In full and without alteration, give the listing again.

** Begin RECORDS FOR THE TASK **

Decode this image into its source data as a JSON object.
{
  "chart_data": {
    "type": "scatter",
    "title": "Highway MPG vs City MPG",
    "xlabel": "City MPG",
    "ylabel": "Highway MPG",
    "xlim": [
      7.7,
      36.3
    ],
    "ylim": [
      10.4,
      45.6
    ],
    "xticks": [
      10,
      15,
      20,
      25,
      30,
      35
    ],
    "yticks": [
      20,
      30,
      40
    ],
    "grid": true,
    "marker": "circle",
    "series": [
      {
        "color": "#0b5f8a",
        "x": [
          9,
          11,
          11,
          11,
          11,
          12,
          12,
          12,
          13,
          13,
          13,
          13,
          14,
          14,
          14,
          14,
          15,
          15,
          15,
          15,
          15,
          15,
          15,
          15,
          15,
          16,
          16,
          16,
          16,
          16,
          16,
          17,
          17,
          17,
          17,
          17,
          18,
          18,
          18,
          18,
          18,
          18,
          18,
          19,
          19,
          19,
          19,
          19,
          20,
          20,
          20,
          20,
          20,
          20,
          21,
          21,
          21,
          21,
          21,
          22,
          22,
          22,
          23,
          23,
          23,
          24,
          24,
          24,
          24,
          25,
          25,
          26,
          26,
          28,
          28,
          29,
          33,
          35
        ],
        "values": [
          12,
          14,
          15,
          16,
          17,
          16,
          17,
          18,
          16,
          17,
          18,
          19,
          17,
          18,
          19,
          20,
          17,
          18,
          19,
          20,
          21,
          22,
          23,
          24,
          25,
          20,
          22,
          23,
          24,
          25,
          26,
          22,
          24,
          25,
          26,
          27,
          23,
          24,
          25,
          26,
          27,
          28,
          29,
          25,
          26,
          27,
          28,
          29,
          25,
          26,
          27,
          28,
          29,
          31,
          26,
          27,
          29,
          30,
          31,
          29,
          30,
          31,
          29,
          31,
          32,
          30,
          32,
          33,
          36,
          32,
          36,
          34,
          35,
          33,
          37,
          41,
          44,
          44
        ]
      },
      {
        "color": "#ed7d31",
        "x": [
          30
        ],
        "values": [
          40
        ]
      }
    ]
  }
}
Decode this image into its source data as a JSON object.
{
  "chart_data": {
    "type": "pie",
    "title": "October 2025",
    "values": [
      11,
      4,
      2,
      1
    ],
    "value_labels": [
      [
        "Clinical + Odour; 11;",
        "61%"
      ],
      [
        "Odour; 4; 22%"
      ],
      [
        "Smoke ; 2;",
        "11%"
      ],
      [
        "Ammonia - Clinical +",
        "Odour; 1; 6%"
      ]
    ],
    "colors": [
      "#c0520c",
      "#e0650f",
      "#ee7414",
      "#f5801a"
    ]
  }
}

** End RECORDS FOR THE TASK **

→ TASK RESPONSE
Decode this image into its source data as a JSON object.
{
  "chart_data": {
    "type": "scatter",
    "title": "Highway MPG vs City MPG",
    "xlabel": "City MPG",
    "ylabel": "Highway MPG",
    "xlim": [
      7.7,
      36.3
    ],
    "ylim": [
      10.4,
      45.6
    ],
    "xticks": [
      10,
      15,
      20,
      25,
      30,
      35
    ],
    "yticks": [
      20,
      30,
      40
    ],
    "grid": true,
    "marker": "circle",
    "series": [
      {
        "color": "#0b5f8a",
        "x": [
          9,
          11,
          11,
          11,
          11,
          12,
          12,
          12,
          13,
          13,
          13,
          13,
          14,
          14,
          14,
          14,
          15,
          15,
          15,
          15,
          15,
          15,
          15,
          15,
          15,
          16,
          16,
          16,
          16,
          16,
          16,
          17,
          17,
          17,
          17,
          17,
          18,
          18,
          18,
          18,
          18,
          18,
          18,
          19,
          19,
          19,
          19,
          19,
          20,
          20,
          20,
          20,
          20,
          20,
          21,
          21,
          21,
          21,
          21,
          22,
          22,
          22,
          23,
          23,
          23,
          24,
          24,
          24,
          24,
          25,
          25,
          26,
          26,
          28,
          28,
          29,
          33,
          35
        ],
        "values": [
          12,
          14,
          15,
          16,
          17,
          16,
          17,
          18,
          16,
          17,
          18,
          19,
          17,
          18,
          19,
          20,
          17,
          18,
          19,
          20,
          21,
          22,
          23,
          24,
          25,
          20,
          22,
          23,
          24,
          25,
          26,
          22,
          24,
          25,
          26,
          27,
          23,
          24,
          25,
          26,
          27,
          28,
          29,
          25,
          26,
          27,
          28,
          29,
          25,
          26,
          27,
          28,
          29,
          31,
          26,
          27,
          29,
          30,
          31,
          29,
          30,
          31,
          29,
          31,
          32,
          30,
          32,
          33,
          36,
          32,
          36,
          34,
          35,
          33,
          37,
          41,
          44,
          44
        ]
      },
      {
        "color": "#ed7d31",
        "x": [
          30
        ],
        "values": [
          40
        ]
      }
    ]
  }
}
Decode this image into its source data as a JSON object.
{
  "chart_data": {
    "type": "pie",
    "title": "October 2025",
    "values": [
      11,
      4,
      2,
      1
    ],
    "value_labels": [
      [
        "Clinical + Odour; 11;",
        "61%"
      ],
      [
        "Odour; 4; 22%"
      ],
      [
        "Smoke ; 2;",
        "11%"
      ],
      [
        "Ammonia - Clinical +",
        "Odour; 1; 6%"
      ]
    ],
    "colors": [
      "#c0520c",
      "#e0650f",
      "#ee7414",
      "#f5801a"
    ]
  }
}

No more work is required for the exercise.